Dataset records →

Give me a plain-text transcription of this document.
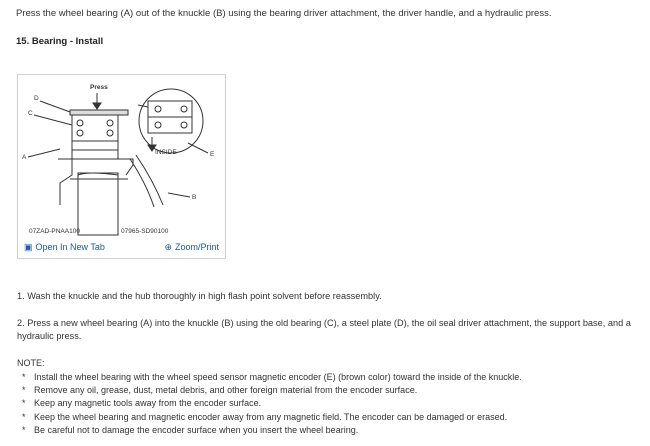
Press the wheel bearing (A) out of the knuckle (B) using the bearing driver attachment, the driver handle, and a hydraulic press.
15. Bearing - Install
Press
D
C
A	E
B
INSIDE
07ZAD-PNAA100	07965-SD90100
▣ Open In New Tab	⊕ Zoom/Print
1. Wash the knuckle and the hub thoroughly in high flash point solvent before reassembly.
2. Press a new wheel bearing (A) into the knuckle (B) using the old bearing (C), a steel plate (D), the oil seal driver attachment, the support base, and a
hydraulic press.
NOTE:
* Install the wheel bearing with the wheel speed sensor magnetic encoder (E) (brown color) toward the inside of the knuckle.
* Remove any oil, grease, dust, metal debris, and other foreign material from the encoder surface.
* Keep any magnetic tools away from the encoder surface.
* Keep the wheel bearing and magnetic encoder away from any magnetic field. The encoder can be damaged or erased.
* Be careful not to damage the encoder surface when you insert the wheel bearing.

YOUR TASK → Repeat the records above exactly, leaving out the pictures.

SOLUTION TO THIS PROBLEM →
Give me a plain-text transcription of this document.
Press the wheel bearing (A) out of the knuckle (B) using the bearing driver attachment, the driver handle, and a hydraulic press.
15. Bearing - Install
Press
D
C
A	E
B
INSIDE
07ZAD-PNAA100	07965-SD90100
▣ Open In New Tab	⊕ Zoom/Print
1. Wash the knuckle and the hub thoroughly in high flash point solvent before reassembly.
2. Press a new wheel bearing (A) into the knuckle (B) using the old bearing (C), a steel plate (D), the oil seal driver attachment, the support base, and a
hydraulic press.
NOTE:
* Install the wheel bearing with the wheel speed sensor magnetic encoder (E) (brown color) toward the inside of the knuckle.
* Remove any oil, grease, dust, metal debris, and other foreign material from the encoder surface.
* Keep any magnetic tools away from the encoder surface.
* Keep the wheel bearing and magnetic encoder away from any magnetic field. The encoder can be damaged or erased.
* Be careful not to damage the encoder surface when you insert the wheel bearing.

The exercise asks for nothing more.